--- Task to carry out ---
Among the lines below, list those containing the string "Selected".
━━━━━━━━━━━━━━━━
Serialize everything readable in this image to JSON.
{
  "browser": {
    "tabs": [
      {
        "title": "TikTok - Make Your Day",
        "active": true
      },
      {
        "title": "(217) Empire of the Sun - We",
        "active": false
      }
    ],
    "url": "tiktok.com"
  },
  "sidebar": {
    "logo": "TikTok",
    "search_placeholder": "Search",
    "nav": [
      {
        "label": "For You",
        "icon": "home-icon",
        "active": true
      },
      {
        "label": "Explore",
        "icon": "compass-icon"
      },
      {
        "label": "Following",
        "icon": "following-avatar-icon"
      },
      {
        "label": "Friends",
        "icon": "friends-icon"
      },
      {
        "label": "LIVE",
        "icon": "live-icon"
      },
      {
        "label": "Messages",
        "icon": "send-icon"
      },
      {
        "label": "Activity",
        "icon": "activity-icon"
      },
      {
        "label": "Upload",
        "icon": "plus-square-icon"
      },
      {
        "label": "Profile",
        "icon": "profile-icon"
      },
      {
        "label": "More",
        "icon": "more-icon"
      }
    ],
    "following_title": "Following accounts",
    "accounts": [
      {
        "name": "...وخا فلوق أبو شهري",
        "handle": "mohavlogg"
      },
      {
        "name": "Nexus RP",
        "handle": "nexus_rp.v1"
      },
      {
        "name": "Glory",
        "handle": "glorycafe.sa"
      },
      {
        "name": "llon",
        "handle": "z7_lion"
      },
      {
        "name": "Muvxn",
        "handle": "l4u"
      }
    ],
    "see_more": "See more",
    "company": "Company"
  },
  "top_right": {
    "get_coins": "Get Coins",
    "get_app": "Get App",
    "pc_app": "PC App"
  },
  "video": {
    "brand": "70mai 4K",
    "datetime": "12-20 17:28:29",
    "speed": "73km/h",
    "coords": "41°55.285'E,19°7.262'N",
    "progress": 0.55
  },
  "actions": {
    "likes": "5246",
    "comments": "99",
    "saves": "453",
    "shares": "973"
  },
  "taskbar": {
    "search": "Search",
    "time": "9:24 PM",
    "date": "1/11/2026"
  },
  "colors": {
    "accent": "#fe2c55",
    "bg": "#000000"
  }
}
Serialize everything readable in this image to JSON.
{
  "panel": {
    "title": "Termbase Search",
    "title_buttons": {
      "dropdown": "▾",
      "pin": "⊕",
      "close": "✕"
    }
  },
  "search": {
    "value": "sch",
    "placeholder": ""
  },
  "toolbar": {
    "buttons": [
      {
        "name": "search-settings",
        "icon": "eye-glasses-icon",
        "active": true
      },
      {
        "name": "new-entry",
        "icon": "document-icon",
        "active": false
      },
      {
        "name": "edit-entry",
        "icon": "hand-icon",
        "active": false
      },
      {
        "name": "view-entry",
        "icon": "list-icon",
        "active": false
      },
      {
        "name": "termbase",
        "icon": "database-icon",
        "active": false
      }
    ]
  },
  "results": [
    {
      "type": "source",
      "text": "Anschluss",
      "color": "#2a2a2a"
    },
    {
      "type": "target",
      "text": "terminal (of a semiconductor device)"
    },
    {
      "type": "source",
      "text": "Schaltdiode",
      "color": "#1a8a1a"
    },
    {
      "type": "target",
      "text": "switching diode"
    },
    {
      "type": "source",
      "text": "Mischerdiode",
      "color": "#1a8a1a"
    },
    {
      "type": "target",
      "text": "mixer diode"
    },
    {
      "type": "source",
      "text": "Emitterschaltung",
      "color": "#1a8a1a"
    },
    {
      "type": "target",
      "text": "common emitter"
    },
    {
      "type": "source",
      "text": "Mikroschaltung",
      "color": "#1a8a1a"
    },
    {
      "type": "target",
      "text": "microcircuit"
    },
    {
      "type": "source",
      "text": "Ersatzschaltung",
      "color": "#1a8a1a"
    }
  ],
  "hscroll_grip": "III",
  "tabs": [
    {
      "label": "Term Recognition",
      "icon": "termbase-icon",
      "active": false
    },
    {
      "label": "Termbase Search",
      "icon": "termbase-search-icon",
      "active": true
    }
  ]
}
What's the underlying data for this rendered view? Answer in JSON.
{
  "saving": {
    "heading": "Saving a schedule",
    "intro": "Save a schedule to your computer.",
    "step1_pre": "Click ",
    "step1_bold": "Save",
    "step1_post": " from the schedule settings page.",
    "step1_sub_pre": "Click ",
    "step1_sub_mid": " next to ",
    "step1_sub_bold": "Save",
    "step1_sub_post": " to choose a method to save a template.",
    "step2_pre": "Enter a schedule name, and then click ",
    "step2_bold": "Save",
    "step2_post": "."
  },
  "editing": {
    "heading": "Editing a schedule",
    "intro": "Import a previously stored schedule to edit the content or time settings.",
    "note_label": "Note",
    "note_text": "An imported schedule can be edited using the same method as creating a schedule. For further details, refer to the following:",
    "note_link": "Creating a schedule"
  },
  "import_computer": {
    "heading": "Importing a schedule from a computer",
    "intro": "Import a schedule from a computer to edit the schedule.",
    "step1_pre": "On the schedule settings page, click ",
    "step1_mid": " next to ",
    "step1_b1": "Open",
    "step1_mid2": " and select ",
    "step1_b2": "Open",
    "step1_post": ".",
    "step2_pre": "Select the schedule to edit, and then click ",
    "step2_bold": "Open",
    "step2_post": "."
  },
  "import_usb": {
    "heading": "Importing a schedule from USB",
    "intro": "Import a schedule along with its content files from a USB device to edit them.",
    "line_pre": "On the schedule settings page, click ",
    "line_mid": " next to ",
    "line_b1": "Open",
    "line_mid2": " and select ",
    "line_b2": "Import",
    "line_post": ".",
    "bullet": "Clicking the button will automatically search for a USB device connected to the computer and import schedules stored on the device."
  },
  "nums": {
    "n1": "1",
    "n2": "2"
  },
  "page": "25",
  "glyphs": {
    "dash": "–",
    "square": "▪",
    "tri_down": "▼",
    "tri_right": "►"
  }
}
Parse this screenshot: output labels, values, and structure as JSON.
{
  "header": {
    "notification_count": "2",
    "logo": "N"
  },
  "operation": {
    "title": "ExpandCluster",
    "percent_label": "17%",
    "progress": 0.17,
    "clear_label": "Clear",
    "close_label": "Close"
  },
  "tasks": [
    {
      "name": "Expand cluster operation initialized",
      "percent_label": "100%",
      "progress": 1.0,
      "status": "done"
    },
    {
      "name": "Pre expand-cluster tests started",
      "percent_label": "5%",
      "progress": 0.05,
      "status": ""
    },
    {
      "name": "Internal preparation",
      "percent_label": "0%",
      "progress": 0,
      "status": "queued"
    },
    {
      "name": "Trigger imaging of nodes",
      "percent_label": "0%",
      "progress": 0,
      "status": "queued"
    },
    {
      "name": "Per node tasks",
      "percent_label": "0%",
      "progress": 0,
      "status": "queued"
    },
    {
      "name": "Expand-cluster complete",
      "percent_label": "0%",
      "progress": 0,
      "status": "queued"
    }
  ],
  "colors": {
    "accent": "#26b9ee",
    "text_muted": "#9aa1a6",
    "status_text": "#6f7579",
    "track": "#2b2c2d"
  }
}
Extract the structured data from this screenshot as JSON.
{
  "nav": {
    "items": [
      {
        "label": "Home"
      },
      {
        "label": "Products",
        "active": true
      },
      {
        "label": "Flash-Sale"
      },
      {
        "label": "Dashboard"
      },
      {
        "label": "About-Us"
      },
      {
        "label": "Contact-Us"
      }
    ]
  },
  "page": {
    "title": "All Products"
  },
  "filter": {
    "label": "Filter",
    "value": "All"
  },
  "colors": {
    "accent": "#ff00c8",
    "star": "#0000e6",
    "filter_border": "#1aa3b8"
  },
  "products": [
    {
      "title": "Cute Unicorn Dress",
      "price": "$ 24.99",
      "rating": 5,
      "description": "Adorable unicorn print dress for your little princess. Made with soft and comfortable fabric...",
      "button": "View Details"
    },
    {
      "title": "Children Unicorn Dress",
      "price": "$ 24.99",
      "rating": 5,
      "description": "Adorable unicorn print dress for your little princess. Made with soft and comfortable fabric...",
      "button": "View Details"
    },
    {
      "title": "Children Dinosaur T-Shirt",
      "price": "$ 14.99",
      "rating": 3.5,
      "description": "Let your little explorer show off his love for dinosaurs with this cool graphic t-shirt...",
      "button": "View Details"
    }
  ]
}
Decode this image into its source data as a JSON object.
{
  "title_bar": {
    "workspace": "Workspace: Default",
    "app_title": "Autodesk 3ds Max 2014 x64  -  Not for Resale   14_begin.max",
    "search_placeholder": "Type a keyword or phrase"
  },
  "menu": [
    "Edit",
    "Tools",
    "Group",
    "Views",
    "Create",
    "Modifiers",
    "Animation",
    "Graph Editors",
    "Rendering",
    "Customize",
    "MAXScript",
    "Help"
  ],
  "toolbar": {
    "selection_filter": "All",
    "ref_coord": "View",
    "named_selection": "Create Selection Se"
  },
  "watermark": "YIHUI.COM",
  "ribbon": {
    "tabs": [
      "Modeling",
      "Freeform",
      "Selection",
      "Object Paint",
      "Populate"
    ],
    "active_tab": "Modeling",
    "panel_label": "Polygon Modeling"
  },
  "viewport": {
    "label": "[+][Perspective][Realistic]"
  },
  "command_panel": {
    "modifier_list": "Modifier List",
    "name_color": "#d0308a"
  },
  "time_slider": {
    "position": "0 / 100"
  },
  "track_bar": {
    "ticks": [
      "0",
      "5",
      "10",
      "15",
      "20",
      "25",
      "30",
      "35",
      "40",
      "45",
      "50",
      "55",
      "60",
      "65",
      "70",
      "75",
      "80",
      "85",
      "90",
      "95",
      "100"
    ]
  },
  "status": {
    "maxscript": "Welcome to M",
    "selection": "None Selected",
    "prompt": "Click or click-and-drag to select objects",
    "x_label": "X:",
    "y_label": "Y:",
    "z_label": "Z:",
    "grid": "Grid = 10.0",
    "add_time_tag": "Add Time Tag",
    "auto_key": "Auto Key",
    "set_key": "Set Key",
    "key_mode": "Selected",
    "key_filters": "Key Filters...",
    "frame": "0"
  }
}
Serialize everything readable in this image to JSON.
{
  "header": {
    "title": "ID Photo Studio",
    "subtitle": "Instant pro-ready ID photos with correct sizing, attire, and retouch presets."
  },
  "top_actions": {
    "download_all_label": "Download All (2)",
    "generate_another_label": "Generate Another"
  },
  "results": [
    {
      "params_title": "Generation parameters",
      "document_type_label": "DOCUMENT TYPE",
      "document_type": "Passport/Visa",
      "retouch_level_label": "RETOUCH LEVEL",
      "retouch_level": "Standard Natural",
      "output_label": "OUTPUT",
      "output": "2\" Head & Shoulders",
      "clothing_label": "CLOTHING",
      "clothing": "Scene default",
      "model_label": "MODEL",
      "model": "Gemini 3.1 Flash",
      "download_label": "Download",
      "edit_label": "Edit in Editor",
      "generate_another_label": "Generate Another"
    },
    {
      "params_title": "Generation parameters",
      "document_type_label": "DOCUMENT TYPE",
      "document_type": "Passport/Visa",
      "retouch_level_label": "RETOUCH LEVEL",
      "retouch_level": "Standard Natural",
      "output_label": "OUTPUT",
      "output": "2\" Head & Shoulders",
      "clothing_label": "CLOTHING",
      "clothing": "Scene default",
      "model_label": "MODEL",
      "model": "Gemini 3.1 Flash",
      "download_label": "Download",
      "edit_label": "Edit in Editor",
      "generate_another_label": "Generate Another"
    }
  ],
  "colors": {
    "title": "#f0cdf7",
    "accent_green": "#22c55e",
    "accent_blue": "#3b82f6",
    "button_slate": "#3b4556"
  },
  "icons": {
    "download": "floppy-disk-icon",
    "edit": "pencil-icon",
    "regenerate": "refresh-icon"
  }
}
━━━━━━━━━━━━━━━━
--- Solution to this exercise ---
    "selection": "None Selected",
    "key_mode": "Selected",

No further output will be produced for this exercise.